Yes that is true. I can even burn a DVD in the HD DVD format. Or at least I used to be able to. But a DVD burner is going to be SD. The solutions to get HD on the DVD are going to be more trouble than they are worth. Plus a DVD is low bitrate and very slow to burn. Even burning to a BD is very slow. It's much easier and faster to just copy an HD file to a flash drive or portable hard drive. And then view the content from that. Or like me, bring a Roamio Basic with me that had the HD shows transferred to it. I personally try to avoid putting files on disc since the process is so much slower than using a flash drive or portable hard drive.


----------



## DougJohnson (Dec 12, 2006)

aaronwt said:


> [...]Plus a DVD is low bitrate and very slow to burn. Even burning to a BD is very slow. It's much easier and faster to just copy an HD file to a flash drive or portable hard drive. And then view the content from that.


It depends a lot on what equipment his son has to play the shows. If he is playing on a computer setup of some kind, mailing flash drives back and forth seems good. You can get HD, it's fast, and pretty cheap since I am seeing 64GB drives for under $30. If all he has got is some DVD player and TV setup, he is pretty much stuck with DVDs.

-- Doug


----------



## murgatroyd (Jan 6, 2002)

What about getting him something like a WD TV Live?

Then load up the shows on a portable drive or a flash drive and you're good to go.


----------



## NoVaJEF (Jul 25, 2014)

Do you schedule the shows every week or is there a possibilty to do a season pass on the DVD recorder just like the Tivo? I haven't looked in my DVD recorder's menu yet (it's a hand me down from my work so I haven't used it yet)


----------



## NoVaJEF (Jul 25, 2014)

Thank you all for taking the time to answer. However, I'm so technologically challenged that I think I'll stick to the DVD recorder as I don't understand how to transfer the shows from the Tivo to any other media.


----------



## mattack (Apr 9, 2001)

It's actually EASIER to transfer them to a computer nowadays.. don't get me wrong, for many years I was of the opposite opinion.. and I still use my hard drive/DVD recorder most days (to dub some stuff to it and watch faster than realtime -- though I do that MOSTLY by downloading to computer and using VLC on my iPad)..

ALSO, you MAY run into copy protection issues, sometimes for shows which are freely downloadable from your Tivo. I have run into that for some shows.. Somehow they trigger Macrovision, but are freely downloadable. (One example is World News Now.. Sometimes segments of it make my other recorder stop due to being copy protected..)


----------



## aaronwt (Jan 31, 2002)

mattack said:


> It's actually EASIER to transfer them to a computer nowadays.. don't get me wrong, for many years I was of the opposite opinion.. and I still use my hard drive/DVD recorder most days (to dub some stuff to it and watch faster than realtime -- though I do that MOSTLY by downloading to computer and using VLC on my iPad)..
> 
> ALSO, you MAY run into copy protection issues, sometimes for shows which are freely downloadable from your Tivo. I have run into that for some shows.. Somehow they trigger Macrovision, but are freely downloadable. (One example is World News Now.. Sometimes segments of it make my other recorder stop due to being copy protected..)
+++
• [TASK PROMPT]: Reproduce word for word the passage of the forum thread above, starting at "It depends a" and ending at "(Jan 6, 2002)".

• [GIVEN DATA]:
+++
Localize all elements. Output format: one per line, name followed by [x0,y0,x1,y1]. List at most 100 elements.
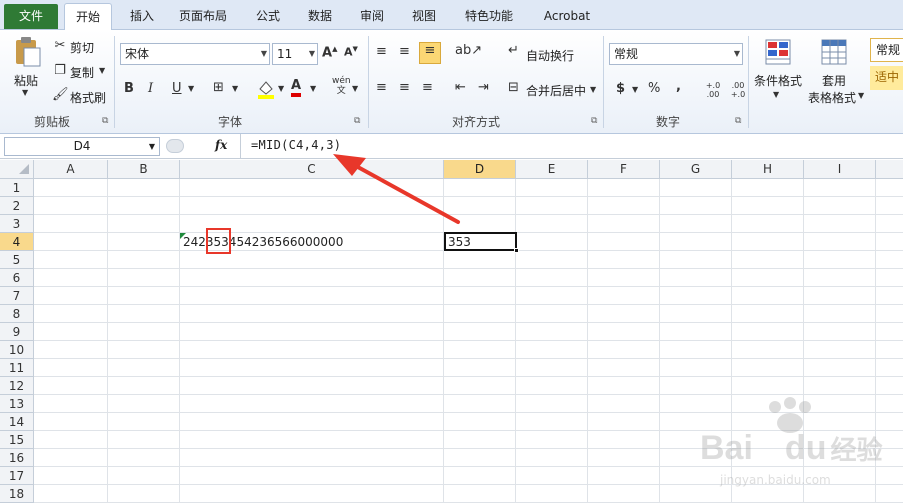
+++
• [WORKED SOLUTION]:
It depends a lot on what equipment his son has to play the shows. If he is playing on a computer setup of some kind, mailing flash drives back and forth seems good. You can get HD, it's fast, and pretty cheap since I am seeing 64GB drives for under $30. If all he has got is some DVD player and TV setup, he is pretty much stuck with DVDs.

-- Doug


----------



## murgatroyd (Jan 6, 2002)